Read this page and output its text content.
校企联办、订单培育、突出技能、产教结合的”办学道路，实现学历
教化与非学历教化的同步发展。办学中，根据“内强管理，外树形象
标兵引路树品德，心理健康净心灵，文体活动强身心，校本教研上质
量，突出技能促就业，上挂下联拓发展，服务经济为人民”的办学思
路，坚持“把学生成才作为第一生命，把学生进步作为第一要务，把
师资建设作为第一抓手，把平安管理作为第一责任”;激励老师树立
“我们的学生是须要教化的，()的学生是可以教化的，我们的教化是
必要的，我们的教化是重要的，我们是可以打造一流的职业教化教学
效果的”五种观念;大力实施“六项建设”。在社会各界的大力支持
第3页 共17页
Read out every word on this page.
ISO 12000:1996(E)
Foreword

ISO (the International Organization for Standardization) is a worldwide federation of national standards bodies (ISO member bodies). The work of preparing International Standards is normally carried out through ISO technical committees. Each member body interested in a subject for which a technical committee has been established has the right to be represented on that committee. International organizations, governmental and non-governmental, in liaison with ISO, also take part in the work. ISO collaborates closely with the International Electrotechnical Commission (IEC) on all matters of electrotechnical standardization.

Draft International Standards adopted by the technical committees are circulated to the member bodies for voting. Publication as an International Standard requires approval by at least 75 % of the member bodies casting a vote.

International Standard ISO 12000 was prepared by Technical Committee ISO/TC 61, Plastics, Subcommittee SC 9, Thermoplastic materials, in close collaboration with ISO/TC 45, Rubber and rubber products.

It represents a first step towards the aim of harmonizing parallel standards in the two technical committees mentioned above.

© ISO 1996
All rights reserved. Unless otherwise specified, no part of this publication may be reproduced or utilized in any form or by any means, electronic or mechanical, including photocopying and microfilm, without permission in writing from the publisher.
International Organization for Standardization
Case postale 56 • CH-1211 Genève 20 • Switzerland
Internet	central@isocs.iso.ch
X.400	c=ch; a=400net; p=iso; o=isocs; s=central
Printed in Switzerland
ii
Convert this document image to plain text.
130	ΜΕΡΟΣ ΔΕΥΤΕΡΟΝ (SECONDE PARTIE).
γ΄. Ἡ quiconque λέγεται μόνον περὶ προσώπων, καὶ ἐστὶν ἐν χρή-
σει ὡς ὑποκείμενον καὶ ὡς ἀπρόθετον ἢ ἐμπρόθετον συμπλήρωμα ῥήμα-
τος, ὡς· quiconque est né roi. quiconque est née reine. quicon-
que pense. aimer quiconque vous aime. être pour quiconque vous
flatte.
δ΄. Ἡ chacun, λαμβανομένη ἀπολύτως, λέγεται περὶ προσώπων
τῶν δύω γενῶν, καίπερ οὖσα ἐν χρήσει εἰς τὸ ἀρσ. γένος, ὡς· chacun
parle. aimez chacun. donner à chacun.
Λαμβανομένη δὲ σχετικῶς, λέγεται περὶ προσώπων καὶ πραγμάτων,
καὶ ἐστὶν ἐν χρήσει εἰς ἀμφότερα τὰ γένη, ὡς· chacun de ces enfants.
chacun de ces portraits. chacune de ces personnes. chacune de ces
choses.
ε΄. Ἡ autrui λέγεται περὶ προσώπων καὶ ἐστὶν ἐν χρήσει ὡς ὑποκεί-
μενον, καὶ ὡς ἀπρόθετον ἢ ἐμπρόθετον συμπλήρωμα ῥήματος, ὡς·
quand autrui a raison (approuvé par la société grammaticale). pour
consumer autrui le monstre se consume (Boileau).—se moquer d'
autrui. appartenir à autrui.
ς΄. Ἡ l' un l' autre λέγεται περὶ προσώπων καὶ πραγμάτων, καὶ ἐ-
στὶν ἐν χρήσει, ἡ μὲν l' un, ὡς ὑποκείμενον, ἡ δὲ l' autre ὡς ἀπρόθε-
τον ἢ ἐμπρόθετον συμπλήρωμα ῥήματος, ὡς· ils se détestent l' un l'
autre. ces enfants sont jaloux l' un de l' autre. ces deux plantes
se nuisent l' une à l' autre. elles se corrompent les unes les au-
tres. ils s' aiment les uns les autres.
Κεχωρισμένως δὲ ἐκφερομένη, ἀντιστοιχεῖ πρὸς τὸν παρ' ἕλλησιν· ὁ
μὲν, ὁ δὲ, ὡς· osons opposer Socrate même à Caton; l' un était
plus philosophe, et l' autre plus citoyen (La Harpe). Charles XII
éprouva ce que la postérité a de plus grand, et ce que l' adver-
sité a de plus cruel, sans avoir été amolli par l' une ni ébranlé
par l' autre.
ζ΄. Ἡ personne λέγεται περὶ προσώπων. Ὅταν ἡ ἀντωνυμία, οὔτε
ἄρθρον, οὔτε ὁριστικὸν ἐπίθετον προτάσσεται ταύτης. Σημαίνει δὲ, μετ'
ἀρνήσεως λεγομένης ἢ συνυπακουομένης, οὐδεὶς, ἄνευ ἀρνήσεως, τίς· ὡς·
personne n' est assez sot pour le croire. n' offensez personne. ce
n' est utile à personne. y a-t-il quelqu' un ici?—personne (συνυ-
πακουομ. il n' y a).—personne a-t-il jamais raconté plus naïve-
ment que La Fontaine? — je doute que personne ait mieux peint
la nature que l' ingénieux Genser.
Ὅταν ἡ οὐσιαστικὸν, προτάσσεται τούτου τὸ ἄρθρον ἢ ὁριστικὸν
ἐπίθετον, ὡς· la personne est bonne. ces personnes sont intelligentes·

▬▬▬▬▬▬

Work to be completed: Single out each line of the records above with the string "this" in it, and copy it.

Exercise response:
Read this page and output its text content.
Read out every word on this page.
All rights reserved. Unless otherwise specified, no part of this publication may be reproduced or utilized in any form or by any means, electronic or mechanical, including photocopying and microfilm, without permission in writing from the publisher.
Convert this document image to plain text.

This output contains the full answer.